Check each line for the string "paysan" and give only the count of lines that have it.

Data ▸
::::::::

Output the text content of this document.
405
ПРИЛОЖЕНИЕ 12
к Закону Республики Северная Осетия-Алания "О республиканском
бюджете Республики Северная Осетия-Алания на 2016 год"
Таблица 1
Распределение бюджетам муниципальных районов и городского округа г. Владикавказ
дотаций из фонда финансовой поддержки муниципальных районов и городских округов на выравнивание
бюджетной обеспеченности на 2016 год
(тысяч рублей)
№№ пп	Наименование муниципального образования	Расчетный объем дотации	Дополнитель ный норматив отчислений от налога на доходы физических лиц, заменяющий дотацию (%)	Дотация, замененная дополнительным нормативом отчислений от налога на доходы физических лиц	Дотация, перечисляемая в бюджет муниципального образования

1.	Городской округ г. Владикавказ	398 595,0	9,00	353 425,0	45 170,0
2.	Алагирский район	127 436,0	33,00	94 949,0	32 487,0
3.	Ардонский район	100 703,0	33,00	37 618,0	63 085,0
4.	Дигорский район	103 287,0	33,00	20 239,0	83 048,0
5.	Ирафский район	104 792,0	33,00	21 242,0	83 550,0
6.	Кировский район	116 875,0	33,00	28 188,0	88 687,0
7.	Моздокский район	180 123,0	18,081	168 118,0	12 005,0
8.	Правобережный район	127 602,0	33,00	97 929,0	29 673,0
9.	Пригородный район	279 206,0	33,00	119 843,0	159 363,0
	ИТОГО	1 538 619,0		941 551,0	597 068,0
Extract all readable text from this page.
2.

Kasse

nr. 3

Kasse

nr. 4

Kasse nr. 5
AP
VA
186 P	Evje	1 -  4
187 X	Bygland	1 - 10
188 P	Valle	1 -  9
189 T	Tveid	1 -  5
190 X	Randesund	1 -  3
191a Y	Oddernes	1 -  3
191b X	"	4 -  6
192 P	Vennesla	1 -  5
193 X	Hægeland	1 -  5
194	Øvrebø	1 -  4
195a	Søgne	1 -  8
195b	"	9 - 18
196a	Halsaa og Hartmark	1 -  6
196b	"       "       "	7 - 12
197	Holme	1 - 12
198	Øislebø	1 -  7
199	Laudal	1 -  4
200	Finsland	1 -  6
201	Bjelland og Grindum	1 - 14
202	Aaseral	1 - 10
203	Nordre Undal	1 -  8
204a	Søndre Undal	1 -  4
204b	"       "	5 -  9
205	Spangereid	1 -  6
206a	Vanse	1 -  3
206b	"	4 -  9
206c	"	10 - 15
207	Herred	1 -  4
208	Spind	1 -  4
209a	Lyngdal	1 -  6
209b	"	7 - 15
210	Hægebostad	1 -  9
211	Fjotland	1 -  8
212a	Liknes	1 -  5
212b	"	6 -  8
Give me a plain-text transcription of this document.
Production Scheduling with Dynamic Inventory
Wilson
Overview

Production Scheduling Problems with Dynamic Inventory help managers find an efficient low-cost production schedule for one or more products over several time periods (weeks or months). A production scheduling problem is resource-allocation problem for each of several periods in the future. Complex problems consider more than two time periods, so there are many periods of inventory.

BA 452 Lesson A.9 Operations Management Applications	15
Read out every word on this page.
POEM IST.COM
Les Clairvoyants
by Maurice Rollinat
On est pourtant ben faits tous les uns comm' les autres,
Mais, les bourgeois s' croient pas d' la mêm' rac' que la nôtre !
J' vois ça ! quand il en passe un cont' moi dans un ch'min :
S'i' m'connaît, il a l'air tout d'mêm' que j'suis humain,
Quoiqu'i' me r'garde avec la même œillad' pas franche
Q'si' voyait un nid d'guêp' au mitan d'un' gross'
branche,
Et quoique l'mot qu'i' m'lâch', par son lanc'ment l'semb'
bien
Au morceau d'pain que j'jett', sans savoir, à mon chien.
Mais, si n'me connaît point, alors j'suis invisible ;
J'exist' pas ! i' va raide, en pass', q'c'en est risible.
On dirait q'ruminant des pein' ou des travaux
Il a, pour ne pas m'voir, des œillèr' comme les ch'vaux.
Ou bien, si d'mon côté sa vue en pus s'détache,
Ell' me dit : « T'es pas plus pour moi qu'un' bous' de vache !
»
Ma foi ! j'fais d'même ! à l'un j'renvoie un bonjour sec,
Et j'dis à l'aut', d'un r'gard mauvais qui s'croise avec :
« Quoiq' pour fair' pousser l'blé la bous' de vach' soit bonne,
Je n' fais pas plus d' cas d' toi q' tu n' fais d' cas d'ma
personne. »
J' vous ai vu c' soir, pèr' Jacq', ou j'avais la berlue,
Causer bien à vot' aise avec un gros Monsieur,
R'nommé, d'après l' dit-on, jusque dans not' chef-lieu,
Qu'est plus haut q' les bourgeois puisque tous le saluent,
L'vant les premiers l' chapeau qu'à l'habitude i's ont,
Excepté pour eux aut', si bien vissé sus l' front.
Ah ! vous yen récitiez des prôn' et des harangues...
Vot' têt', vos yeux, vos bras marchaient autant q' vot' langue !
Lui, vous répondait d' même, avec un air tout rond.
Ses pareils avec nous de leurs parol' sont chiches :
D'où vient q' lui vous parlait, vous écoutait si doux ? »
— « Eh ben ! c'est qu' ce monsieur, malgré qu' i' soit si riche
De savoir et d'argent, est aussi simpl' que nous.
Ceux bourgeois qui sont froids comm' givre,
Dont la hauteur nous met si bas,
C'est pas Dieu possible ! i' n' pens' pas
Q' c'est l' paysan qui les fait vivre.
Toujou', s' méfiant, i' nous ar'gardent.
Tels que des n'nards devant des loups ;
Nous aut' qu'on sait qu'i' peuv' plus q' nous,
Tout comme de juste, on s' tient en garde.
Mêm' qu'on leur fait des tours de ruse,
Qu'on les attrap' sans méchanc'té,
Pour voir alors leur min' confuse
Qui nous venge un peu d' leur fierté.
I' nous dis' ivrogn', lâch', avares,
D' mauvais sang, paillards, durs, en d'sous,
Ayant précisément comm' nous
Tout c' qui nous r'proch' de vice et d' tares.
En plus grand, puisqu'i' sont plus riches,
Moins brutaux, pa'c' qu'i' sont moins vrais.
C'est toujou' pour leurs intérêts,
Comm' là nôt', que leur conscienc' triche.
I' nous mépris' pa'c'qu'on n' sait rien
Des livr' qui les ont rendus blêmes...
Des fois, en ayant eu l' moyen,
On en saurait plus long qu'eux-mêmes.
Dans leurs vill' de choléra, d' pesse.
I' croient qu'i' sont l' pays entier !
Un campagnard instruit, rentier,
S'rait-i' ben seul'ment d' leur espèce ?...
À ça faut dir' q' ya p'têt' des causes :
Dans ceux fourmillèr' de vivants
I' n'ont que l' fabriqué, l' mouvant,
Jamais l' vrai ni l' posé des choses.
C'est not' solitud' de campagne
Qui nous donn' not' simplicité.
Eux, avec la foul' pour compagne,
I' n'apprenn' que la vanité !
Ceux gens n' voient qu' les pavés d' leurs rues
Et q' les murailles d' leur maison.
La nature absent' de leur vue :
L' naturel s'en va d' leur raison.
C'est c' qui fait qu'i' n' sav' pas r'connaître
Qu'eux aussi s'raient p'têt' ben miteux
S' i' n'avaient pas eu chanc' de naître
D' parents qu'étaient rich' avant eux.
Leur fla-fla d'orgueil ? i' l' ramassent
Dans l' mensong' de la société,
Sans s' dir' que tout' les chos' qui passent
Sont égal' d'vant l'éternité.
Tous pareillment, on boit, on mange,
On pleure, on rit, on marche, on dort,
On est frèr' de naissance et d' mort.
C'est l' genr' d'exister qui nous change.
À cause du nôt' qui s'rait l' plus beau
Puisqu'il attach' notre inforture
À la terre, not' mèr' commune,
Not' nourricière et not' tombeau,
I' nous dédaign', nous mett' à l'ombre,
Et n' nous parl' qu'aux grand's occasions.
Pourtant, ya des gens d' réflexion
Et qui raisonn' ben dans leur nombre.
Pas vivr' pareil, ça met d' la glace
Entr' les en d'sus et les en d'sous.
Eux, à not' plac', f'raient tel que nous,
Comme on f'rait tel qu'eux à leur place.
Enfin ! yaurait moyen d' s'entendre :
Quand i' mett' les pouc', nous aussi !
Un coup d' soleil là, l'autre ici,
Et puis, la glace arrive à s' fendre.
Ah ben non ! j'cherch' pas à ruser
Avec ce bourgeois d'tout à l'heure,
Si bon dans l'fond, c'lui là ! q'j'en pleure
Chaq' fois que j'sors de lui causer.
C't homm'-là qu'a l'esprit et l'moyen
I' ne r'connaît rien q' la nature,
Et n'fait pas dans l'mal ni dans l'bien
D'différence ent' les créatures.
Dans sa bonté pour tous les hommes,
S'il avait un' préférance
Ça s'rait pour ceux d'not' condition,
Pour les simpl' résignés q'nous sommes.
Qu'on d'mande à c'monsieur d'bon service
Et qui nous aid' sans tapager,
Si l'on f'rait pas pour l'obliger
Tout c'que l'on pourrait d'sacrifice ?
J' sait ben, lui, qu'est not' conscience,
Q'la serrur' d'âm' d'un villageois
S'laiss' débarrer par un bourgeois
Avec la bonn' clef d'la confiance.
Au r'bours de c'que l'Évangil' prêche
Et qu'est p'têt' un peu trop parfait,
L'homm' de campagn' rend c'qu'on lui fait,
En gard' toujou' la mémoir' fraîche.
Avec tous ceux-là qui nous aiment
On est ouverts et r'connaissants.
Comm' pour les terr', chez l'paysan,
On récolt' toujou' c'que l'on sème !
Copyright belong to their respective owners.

::::::::

Correct output ▸ 2